Given records |

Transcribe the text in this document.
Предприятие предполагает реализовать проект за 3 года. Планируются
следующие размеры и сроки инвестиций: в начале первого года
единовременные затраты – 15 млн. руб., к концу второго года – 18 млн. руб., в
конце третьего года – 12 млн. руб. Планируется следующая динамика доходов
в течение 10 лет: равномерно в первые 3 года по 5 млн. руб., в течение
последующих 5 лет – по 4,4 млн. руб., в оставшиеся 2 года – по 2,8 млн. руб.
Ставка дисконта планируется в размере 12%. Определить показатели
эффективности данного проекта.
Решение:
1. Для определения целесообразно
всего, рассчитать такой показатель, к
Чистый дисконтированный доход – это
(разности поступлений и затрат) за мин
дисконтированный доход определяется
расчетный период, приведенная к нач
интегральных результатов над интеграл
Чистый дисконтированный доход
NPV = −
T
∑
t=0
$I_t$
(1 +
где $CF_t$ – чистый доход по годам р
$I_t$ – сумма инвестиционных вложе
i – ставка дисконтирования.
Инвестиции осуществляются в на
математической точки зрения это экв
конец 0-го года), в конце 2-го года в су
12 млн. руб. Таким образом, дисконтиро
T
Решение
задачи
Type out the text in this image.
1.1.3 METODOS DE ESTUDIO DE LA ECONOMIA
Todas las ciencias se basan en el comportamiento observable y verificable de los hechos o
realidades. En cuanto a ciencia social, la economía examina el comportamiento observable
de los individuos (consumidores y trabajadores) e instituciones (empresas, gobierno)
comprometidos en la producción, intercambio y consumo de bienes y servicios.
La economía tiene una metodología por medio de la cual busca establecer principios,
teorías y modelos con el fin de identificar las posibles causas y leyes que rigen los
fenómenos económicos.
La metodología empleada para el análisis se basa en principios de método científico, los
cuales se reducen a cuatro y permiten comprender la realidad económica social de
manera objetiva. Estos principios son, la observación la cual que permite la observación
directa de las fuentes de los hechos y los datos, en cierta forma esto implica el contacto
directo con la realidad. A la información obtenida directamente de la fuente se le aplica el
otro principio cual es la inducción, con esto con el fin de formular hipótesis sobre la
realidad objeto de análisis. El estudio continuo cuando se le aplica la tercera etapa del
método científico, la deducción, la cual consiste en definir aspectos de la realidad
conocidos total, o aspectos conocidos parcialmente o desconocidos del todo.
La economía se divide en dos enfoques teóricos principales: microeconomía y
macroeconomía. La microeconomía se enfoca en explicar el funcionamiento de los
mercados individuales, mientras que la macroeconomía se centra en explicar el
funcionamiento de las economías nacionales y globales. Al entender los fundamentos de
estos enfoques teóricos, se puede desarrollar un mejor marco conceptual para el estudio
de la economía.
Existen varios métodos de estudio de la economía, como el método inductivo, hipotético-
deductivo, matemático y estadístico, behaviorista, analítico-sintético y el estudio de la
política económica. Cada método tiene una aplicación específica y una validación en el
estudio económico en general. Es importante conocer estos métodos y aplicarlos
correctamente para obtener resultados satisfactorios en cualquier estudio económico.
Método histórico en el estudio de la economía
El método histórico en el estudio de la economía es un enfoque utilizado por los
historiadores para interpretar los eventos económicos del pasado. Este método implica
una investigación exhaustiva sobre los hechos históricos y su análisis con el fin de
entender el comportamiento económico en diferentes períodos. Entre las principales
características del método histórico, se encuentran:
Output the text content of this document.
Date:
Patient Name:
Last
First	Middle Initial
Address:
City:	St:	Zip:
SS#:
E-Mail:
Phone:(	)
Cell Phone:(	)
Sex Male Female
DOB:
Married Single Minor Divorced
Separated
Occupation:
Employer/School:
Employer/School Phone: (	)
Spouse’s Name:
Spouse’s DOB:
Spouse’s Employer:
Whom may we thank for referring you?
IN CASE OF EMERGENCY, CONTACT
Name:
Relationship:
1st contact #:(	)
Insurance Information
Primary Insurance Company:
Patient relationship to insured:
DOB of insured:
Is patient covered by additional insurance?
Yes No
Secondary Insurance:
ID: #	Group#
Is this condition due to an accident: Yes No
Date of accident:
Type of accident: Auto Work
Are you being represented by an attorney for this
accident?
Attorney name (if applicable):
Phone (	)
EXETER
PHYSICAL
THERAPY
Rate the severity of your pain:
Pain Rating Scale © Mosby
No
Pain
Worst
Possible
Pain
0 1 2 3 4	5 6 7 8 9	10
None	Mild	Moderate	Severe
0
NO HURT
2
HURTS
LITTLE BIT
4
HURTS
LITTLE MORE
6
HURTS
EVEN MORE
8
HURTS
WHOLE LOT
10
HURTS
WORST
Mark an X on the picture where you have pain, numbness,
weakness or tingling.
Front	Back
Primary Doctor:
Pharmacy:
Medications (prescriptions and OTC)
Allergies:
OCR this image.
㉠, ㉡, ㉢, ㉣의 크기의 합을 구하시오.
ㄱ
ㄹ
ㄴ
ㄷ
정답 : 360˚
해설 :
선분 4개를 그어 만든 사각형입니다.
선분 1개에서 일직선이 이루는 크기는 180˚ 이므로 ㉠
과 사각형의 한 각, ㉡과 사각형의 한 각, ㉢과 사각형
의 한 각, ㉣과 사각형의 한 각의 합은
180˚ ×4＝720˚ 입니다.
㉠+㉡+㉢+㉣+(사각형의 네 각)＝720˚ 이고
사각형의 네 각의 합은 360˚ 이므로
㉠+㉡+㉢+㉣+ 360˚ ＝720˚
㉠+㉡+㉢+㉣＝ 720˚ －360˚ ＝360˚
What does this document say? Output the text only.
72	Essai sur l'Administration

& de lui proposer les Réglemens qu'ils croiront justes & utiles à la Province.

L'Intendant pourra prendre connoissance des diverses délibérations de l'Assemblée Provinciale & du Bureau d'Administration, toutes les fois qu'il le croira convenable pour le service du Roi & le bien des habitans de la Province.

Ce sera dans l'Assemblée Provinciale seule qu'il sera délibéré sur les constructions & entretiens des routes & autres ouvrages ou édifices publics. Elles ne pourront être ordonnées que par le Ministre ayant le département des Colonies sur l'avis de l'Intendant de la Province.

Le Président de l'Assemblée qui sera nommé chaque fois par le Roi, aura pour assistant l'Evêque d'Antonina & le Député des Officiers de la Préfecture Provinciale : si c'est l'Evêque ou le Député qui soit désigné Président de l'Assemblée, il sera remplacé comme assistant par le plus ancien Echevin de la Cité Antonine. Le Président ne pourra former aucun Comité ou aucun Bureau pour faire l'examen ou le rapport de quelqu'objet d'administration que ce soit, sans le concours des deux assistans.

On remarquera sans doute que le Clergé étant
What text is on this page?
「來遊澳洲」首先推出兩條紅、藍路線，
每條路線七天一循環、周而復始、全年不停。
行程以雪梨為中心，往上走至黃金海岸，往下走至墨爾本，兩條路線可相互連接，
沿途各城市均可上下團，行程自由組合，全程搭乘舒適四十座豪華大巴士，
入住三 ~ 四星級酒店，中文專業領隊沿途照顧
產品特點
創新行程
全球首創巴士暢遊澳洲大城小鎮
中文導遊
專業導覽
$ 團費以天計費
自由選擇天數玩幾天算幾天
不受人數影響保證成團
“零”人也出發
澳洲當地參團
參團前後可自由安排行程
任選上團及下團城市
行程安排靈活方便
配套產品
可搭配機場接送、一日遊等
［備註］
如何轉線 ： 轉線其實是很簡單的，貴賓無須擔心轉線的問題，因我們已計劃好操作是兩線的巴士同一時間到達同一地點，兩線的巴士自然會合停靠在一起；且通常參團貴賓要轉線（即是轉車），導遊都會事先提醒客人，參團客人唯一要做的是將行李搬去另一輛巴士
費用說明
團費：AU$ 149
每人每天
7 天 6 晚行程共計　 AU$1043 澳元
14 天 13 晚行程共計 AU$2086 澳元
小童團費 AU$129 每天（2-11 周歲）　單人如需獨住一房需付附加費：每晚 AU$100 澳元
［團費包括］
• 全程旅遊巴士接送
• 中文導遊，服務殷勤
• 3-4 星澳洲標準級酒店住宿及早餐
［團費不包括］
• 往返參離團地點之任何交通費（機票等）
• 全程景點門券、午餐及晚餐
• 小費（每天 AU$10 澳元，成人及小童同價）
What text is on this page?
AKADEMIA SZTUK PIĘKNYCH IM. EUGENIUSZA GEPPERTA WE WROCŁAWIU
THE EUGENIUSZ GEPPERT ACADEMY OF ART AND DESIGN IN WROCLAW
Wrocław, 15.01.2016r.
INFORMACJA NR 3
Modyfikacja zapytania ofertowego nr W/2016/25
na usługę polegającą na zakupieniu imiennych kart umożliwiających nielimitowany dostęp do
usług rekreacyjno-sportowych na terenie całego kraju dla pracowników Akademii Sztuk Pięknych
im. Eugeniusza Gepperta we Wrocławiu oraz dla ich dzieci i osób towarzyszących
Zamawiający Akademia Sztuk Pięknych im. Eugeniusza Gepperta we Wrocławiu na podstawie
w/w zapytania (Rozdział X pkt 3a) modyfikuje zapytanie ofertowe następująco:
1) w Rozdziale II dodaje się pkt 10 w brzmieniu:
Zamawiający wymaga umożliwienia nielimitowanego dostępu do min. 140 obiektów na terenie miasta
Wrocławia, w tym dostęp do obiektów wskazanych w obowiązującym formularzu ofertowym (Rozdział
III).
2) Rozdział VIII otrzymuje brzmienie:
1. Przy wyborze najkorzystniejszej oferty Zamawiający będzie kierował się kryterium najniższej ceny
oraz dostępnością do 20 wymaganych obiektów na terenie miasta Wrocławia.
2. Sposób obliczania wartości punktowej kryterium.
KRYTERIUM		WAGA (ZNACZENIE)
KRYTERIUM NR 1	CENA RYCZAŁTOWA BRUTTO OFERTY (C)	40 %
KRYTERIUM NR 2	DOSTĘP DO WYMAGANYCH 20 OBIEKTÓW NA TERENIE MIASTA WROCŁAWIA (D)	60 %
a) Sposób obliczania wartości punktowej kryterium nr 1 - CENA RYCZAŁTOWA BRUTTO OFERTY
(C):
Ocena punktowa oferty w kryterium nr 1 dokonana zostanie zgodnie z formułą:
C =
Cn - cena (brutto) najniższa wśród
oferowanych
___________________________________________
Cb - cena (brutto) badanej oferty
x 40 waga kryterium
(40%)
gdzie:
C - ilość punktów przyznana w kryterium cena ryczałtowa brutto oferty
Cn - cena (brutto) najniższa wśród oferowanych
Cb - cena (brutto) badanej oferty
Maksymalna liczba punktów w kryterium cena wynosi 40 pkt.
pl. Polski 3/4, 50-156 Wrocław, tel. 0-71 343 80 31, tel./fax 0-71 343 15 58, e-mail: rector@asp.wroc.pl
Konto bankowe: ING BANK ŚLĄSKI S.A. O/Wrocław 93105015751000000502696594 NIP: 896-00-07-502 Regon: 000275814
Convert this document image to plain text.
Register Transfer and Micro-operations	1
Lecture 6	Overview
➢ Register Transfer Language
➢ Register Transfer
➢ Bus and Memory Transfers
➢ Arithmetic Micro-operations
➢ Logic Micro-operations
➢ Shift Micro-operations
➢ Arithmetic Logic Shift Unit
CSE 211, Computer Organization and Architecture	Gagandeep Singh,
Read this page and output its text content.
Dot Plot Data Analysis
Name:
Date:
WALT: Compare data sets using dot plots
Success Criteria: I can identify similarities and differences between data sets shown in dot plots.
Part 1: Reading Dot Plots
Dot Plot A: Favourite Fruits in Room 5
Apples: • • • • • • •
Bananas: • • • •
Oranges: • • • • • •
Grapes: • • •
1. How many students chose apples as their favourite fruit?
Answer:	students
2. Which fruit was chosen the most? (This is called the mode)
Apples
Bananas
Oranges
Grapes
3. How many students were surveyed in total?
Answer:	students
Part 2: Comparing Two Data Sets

Task to carry out | Tally the lines above that contain the word "Rozdział", and reply with only the number.

Written answer | 3